--- Start READING PASSAGE ---
Feels like similar issue https://ci.adoptopenjdk.net/job/Test_openjdk8_hs_extended.openjdk_aarch64_linux/85/

sophia-guo avatar Sep 02 '22 18:09 sophia-guo

java/lang/invoke/lambda/LambdaFileEncodingSerialization.java isn't excluded in jdk20 and casued this problem. Will exclude and test-docker-ubuntu2004-armv8l-3 need to reconfigure and restart as before @sxa ?

sophia-guo avatar Mar 13 '23 21:03 sophia-guo

I had presumed that going forward, this PR https://github.com/adoptium/aqa-tests/pull/4344 should avoid this problem ?

smlambert avatar Mar 14 '23 00:03 smlambert

I had presumed that going forward, this PR https://github.com/adoptium/aqa-tests/pull/4344 should avoid this problem ?

According to https://ci.adoptium.net/job/Test_openjdk20_hs_sanity.openjdk_aarch64_linux/76/ & https://ci.adoptium.net/job/Test_openjdk20_hs_sanity.openjdk_aarch64_linux/77/, the issue still stays.
--- End READING PASSAGE ---
> TASK A:
Answer these questions using the thread about CI test failures:
(i) Which test file is said not to be excluded in jdk20?
(ii) Which machine is asked about needing to be reconfigured and restarted?
(iii) Which pull request was presumed to avoid the problem going forward?
> TASK B:
Decide whether each statement agrees with the thread about CI test failures, and quote the words that settle it:
(i) The later sanity jobs show that the issue no longer occurs.
(ii) The test file was already excluded in jdk20.
(iii) The first comment links a job that appears to show a similar issue.
> TASK C: Write out part of the thread about CI test failures. Begin at the words "sophia-guo avatar Mar" and stop after "issue still stays.".
--- Start EXTRACTED DATA ---
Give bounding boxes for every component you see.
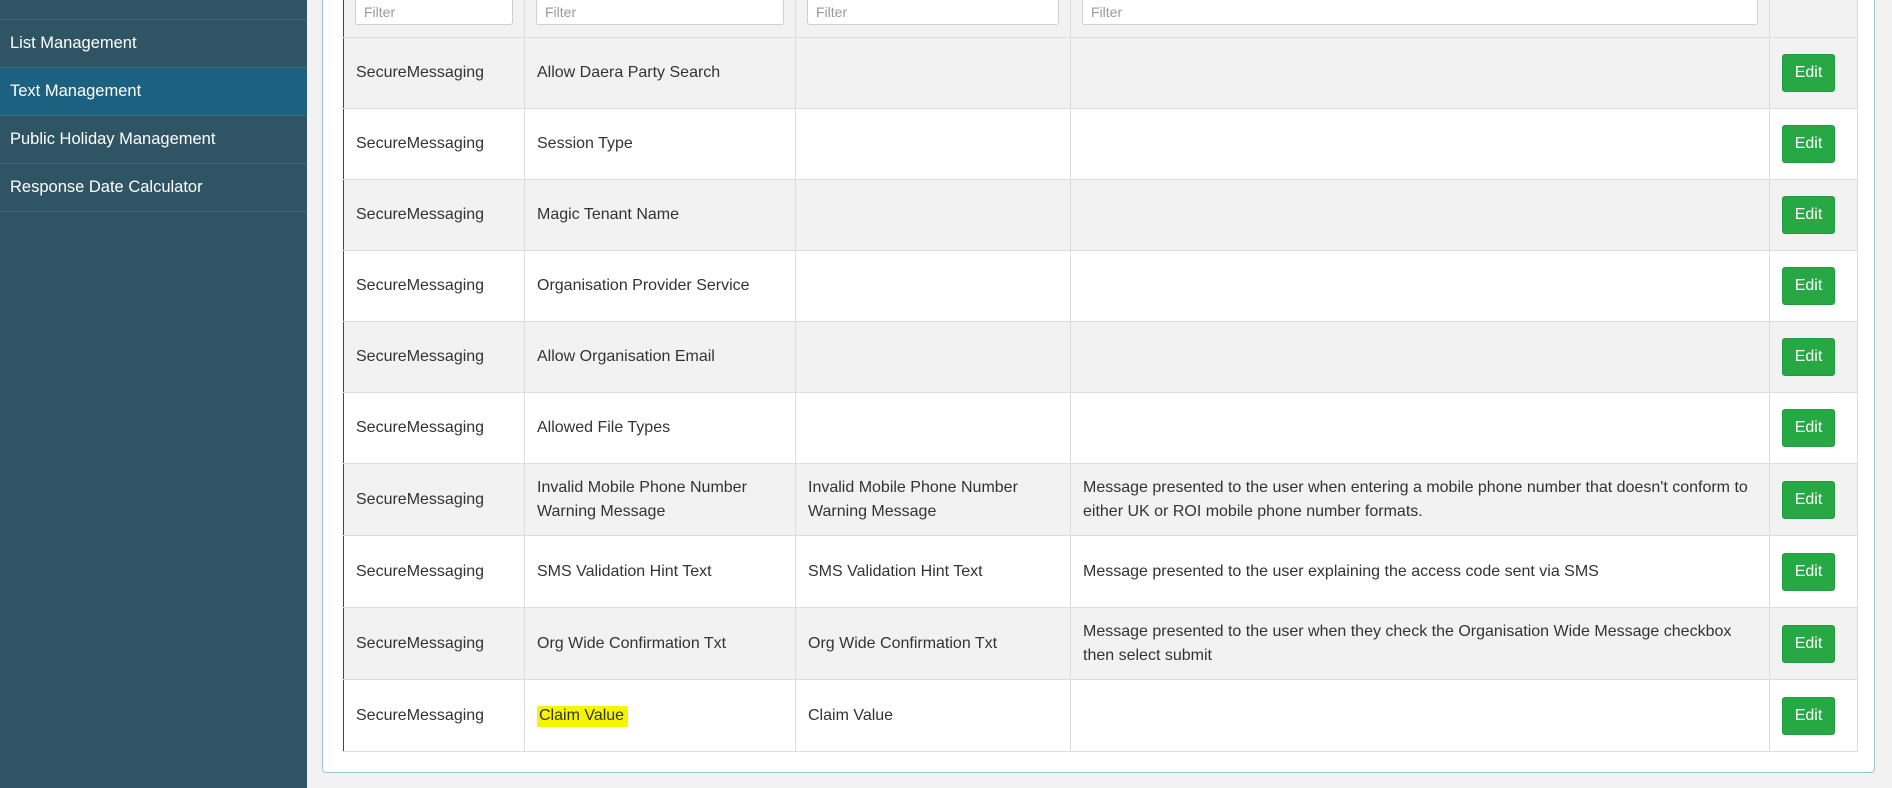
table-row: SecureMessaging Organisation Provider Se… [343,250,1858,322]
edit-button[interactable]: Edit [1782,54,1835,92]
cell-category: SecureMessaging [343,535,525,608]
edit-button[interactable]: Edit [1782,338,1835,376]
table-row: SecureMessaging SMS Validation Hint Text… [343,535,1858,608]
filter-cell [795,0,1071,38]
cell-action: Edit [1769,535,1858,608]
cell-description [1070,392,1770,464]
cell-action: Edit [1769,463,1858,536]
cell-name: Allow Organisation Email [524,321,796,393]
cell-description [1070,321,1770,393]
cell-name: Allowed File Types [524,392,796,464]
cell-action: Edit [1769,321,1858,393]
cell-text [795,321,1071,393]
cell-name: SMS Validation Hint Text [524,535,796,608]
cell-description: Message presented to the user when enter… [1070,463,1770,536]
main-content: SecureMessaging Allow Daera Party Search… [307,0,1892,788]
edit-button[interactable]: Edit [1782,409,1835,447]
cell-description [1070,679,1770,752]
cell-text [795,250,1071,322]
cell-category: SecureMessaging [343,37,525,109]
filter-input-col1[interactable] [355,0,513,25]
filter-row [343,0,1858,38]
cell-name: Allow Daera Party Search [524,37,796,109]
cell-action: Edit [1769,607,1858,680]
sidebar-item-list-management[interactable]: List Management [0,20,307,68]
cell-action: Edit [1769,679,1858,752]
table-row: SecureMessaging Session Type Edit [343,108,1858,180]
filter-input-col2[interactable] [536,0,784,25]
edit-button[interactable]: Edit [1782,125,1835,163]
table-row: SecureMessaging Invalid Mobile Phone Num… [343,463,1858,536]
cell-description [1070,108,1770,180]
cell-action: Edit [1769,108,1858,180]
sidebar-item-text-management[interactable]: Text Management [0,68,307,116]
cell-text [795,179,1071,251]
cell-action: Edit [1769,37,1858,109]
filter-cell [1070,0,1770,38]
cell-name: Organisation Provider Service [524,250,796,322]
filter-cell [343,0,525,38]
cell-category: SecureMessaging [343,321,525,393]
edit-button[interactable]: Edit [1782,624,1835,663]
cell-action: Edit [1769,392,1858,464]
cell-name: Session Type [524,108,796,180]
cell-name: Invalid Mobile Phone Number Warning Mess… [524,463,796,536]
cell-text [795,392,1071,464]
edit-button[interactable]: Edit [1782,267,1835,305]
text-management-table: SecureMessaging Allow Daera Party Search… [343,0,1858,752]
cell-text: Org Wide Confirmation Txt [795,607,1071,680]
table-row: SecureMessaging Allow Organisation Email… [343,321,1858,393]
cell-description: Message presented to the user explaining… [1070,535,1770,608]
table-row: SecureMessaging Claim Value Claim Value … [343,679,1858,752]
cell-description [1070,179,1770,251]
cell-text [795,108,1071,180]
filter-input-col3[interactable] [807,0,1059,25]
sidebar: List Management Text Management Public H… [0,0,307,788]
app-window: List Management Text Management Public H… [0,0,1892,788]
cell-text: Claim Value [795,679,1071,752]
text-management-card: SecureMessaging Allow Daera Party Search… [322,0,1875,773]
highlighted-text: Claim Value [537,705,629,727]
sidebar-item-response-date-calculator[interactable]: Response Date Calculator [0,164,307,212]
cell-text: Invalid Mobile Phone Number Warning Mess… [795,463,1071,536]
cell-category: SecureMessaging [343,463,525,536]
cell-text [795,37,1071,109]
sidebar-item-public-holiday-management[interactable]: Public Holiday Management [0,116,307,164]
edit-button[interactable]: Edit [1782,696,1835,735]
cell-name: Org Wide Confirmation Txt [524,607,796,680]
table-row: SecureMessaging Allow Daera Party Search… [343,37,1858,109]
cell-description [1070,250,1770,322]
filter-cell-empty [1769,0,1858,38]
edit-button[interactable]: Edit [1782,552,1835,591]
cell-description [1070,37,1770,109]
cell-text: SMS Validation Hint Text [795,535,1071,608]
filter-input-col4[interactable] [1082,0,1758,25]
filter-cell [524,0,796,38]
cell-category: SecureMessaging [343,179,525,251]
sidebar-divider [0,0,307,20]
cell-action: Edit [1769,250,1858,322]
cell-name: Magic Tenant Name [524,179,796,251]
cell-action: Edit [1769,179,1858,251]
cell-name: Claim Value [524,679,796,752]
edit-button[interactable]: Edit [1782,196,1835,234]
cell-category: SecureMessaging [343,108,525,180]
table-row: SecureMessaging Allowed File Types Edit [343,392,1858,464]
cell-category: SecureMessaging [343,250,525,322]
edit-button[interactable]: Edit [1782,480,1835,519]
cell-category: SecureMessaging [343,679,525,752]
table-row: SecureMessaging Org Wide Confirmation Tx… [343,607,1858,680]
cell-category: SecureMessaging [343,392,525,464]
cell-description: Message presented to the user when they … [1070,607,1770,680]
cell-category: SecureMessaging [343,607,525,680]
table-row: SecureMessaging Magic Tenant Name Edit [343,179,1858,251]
--- End EXTRACTED DATA ---
--- Start EXTRACTED DATA ---
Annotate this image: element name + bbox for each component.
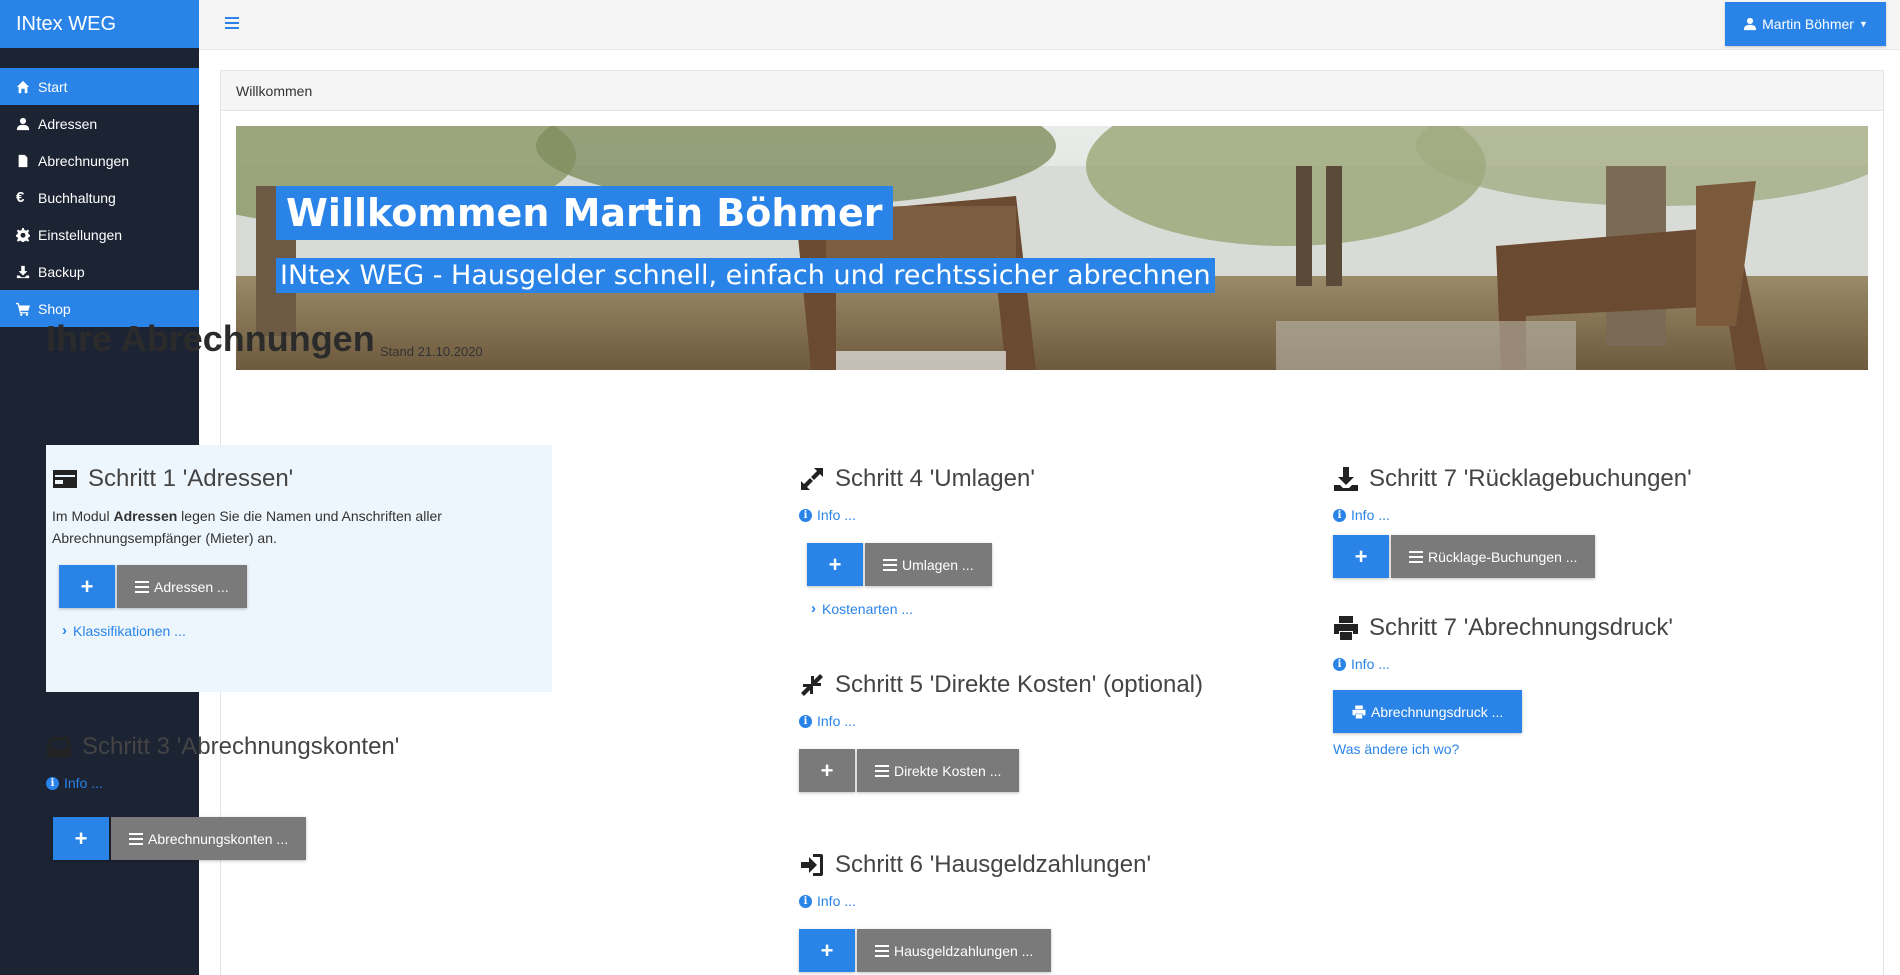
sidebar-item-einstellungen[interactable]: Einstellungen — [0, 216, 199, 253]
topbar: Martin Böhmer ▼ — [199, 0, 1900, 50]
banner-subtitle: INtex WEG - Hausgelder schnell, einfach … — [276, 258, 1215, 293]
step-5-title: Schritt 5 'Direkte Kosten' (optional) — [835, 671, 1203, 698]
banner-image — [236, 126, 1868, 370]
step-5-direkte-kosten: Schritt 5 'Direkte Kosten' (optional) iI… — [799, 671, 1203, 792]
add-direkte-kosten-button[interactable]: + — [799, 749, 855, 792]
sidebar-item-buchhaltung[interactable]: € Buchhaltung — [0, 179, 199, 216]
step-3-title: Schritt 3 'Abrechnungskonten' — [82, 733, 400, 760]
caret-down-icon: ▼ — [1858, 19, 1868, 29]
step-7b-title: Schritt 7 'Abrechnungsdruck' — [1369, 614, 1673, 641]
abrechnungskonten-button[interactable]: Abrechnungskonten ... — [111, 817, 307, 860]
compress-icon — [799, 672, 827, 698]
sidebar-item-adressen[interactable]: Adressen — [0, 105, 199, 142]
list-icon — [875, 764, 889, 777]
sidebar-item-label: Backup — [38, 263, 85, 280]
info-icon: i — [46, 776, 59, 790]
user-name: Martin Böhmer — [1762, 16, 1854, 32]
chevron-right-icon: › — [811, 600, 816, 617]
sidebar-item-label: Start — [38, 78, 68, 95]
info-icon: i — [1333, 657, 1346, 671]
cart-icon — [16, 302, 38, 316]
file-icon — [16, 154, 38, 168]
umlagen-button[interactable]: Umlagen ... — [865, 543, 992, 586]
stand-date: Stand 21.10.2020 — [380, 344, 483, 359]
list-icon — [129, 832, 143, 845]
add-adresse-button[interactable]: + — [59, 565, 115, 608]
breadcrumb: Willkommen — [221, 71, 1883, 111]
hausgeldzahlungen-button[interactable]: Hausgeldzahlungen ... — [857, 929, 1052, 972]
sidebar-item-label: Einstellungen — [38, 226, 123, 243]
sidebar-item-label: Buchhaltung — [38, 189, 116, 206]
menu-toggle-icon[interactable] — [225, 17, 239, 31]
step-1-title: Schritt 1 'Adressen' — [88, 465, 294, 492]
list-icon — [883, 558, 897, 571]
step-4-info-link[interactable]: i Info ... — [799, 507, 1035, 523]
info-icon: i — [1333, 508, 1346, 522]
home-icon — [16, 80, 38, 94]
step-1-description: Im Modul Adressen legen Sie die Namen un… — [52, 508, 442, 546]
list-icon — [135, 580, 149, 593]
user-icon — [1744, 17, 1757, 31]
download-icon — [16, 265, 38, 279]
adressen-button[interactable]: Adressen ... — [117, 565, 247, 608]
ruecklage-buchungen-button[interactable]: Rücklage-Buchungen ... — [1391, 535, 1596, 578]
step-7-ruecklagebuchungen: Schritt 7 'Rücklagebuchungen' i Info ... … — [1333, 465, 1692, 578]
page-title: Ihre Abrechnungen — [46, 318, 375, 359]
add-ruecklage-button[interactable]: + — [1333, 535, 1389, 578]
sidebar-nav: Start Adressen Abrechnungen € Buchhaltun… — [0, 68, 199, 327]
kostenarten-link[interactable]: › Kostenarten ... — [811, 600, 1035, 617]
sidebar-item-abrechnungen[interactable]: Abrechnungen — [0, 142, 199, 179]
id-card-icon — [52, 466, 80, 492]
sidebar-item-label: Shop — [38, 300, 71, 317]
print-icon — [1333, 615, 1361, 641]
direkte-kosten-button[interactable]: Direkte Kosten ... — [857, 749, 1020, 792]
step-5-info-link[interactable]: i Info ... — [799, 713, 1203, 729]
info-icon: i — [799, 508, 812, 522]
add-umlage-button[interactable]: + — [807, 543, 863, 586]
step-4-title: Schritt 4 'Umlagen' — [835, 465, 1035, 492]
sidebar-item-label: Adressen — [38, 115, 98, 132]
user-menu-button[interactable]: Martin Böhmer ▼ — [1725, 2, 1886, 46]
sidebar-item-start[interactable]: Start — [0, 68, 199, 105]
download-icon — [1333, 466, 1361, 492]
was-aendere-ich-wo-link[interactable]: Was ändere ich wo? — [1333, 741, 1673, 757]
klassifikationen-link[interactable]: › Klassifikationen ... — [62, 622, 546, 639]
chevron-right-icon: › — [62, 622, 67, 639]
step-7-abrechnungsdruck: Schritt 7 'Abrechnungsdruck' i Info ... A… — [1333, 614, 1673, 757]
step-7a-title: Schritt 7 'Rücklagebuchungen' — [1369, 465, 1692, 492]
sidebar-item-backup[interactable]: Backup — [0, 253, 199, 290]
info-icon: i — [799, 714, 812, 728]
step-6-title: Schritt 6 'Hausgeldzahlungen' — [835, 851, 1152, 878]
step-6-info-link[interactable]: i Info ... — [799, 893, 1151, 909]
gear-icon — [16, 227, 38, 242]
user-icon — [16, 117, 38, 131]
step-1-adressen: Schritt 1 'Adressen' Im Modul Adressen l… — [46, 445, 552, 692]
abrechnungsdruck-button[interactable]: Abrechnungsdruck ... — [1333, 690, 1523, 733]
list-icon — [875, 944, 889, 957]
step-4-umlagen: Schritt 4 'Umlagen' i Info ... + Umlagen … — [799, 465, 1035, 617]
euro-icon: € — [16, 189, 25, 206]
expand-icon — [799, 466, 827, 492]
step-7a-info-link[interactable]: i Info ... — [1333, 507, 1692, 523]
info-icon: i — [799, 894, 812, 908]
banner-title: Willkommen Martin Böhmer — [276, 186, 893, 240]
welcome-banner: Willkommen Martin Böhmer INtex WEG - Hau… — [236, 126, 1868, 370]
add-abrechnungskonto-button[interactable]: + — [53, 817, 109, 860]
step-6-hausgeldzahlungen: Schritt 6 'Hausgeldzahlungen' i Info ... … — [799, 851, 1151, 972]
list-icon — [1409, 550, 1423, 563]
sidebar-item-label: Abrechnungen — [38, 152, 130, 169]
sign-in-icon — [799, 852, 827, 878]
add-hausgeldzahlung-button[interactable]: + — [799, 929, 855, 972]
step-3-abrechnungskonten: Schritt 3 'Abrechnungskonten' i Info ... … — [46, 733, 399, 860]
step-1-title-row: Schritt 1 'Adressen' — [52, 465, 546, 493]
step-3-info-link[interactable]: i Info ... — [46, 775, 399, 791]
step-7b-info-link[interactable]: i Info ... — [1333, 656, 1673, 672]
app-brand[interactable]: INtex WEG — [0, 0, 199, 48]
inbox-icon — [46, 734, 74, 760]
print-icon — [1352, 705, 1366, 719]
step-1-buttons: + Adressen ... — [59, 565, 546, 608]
--- End EXTRACTED DATA ---
> EXERCISE ANSWER A:
(i) java/lang/invoke/lambda/LambdaFileEncodingSerialization.java
(ii) test-docker-ubuntu2004-armv8l-3
(iii) https://github.com/adoptium/aqa-tests/pull/4344

> EXERCISE ANSWER B:
(i) No: "the issue still stays."
(ii) No: "isn't excluded in jdk20"
(iii) Yes: "Feels like similar issue"

> EXERCISE ANSWER C:
sophia-guo avatar Mar 13 '23 21:03 sophia-guo

I had presumed that going forward, this PR https://github.com/adoptium/aqa-tests/pull/4344 should avoid this problem ?

smlambert avatar Mar 14 '23 00:03 smlambert

I had presumed that going forward, this PR https://github.com/adoptium/aqa-tests/pull/4344 should avoid this problem ?

According to https://ci.adoptium.net/job/Test_openjdk20_hs_sanity.openjdk_aarch64_linux/76/ & https://ci.adoptium.net/job/Test_openjdk20_hs_sanity.openjdk_aarch64_linux/77/, the issue still stays.